EXERCISE GOAL — Nothing in the records below may change; print them all exactly.

[Dataset records]
▼

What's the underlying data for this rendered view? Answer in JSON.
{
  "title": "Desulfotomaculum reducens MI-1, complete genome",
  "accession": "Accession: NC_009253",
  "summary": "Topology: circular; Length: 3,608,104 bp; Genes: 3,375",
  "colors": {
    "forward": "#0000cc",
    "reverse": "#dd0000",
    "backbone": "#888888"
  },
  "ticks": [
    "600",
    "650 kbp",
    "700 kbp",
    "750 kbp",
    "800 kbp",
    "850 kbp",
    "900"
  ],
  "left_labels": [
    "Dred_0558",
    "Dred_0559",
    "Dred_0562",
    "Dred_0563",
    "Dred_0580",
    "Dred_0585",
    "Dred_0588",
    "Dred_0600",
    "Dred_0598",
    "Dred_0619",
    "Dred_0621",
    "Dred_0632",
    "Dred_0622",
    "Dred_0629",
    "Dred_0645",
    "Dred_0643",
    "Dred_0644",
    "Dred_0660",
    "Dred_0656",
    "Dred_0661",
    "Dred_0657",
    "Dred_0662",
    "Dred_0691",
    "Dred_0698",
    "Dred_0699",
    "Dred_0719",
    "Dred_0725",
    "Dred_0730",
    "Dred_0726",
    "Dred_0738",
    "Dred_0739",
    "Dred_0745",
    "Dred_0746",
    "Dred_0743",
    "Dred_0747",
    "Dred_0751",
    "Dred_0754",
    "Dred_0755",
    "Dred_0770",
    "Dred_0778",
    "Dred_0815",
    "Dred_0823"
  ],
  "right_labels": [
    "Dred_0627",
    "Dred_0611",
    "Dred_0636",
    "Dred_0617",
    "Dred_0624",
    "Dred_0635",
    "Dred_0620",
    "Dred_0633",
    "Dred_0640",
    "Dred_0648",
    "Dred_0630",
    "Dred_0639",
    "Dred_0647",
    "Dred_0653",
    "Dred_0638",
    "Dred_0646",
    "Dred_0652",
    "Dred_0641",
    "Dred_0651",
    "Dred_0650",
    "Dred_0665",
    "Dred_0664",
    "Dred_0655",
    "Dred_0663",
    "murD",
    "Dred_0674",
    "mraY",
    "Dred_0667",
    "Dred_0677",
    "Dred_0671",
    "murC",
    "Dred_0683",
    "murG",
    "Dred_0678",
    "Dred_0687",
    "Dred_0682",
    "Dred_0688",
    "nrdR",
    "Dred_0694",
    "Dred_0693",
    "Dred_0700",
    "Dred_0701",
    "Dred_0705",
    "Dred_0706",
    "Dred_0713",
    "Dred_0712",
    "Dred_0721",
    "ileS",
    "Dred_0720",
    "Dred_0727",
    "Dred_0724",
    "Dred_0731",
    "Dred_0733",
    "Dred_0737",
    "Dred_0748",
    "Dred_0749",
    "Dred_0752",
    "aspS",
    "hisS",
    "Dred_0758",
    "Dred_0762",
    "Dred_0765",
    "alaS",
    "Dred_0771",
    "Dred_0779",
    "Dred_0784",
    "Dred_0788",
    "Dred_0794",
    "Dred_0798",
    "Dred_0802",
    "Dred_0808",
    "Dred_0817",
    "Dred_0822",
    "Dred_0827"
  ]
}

▲

REPLY TO THE TASK —
What's the underlying data for this rendered view? Answer in JSON.
{
  "title": "Desulfotomaculum reducens MI-1, complete genome",
  "accession": "Accession: NC_009253",
  "summary": "Topology: circular; Length: 3,608,104 bp; Genes: 3,375",
  "colors": {
    "forward": "#0000cc",
    "reverse": "#dd0000",
    "backbone": "#888888"
  },
  "ticks": [
    "600",
    "650 kbp",
    "700 kbp",
    "750 kbp",
    "800 kbp",
    "850 kbp",
    "900"
  ],
  "left_labels": [
    "Dred_0558",
    "Dred_0559",
    "Dred_0562",
    "Dred_0563",
    "Dred_0580",
    "Dred_0585",
    "Dred_0588",
    "Dred_0600",
    "Dred_0598",
    "Dred_0619",
    "Dred_0621",
    "Dred_0632",
    "Dred_0622",
    "Dred_0629",
    "Dred_0645",
    "Dred_0643",
    "Dred_0644",
    "Dred_0660",
    "Dred_0656",
    "Dred_0661",
    "Dred_0657",
    "Dred_0662",
    "Dred_0691",
    "Dred_0698",
    "Dred_0699",
    "Dred_0719",
    "Dred_0725",
    "Dred_0730",
    "Dred_0726",
    "Dred_0738",
    "Dred_0739",
    "Dred_0745",
    "Dred_0746",
    "Dred_0743",
    "Dred_0747",
    "Dred_0751",
    "Dred_0754",
    "Dred_0755",
    "Dred_0770",
    "Dred_0778",
    "Dred_0815",
    "Dred_0823"
  ],
  "right_labels": [
    "Dred_0627",
    "Dred_0611",
    "Dred_0636",
    "Dred_0617",
    "Dred_0624",
    "Dred_0635",
    "Dred_0620",
    "Dred_0633",
    "Dred_0640",
    "Dred_0648",
    "Dred_0630",
    "Dred_0639",
    "Dred_0647",
    "Dred_0653",
    "Dred_0638",
    "Dred_0646",
    "Dred_0652",
    "Dred_0641",
    "Dred_0651",
    "Dred_0650",
    "Dred_0665",
    "Dred_0664",
    "Dred_0655",
    "Dred_0663",
    "murD",
    "Dred_0674",
    "mraY",
    "Dred_0667",
    "Dred_0677",
    "Dred_0671",
    "murC",
    "Dred_0683",
    "murG",
    "Dred_0678",
    "Dred_0687",
    "Dred_0682",
    "Dred_0688",
    "nrdR",
    "Dred_0694",
    "Dred_0693",
    "Dred_0700",
    "Dred_0701",
    "Dred_0705",
    "Dred_0706",
    "Dred_0713",
    "Dred_0712",
    "Dred_0721",
    "ileS",
    "Dred_0720",
    "Dred_0727",
    "Dred_0724",
    "Dred_0731",
    "Dred_0733",
    "Dred_0737",
    "Dred_0748",
    "Dred_0749",
    "Dred_0752",
    "aspS",
    "hisS",
    "Dred_0758",
    "Dred_0762",
    "Dred_0765",
    "alaS",
    "Dred_0771",
    "Dred_0779",
    "Dred_0784",
    "Dred_0788",
    "Dred_0794",
    "Dred_0798",
    "Dred_0802",
    "Dred_0808",
    "Dred_0817",
    "Dred_0822",
    "Dred_0827"
  ]
}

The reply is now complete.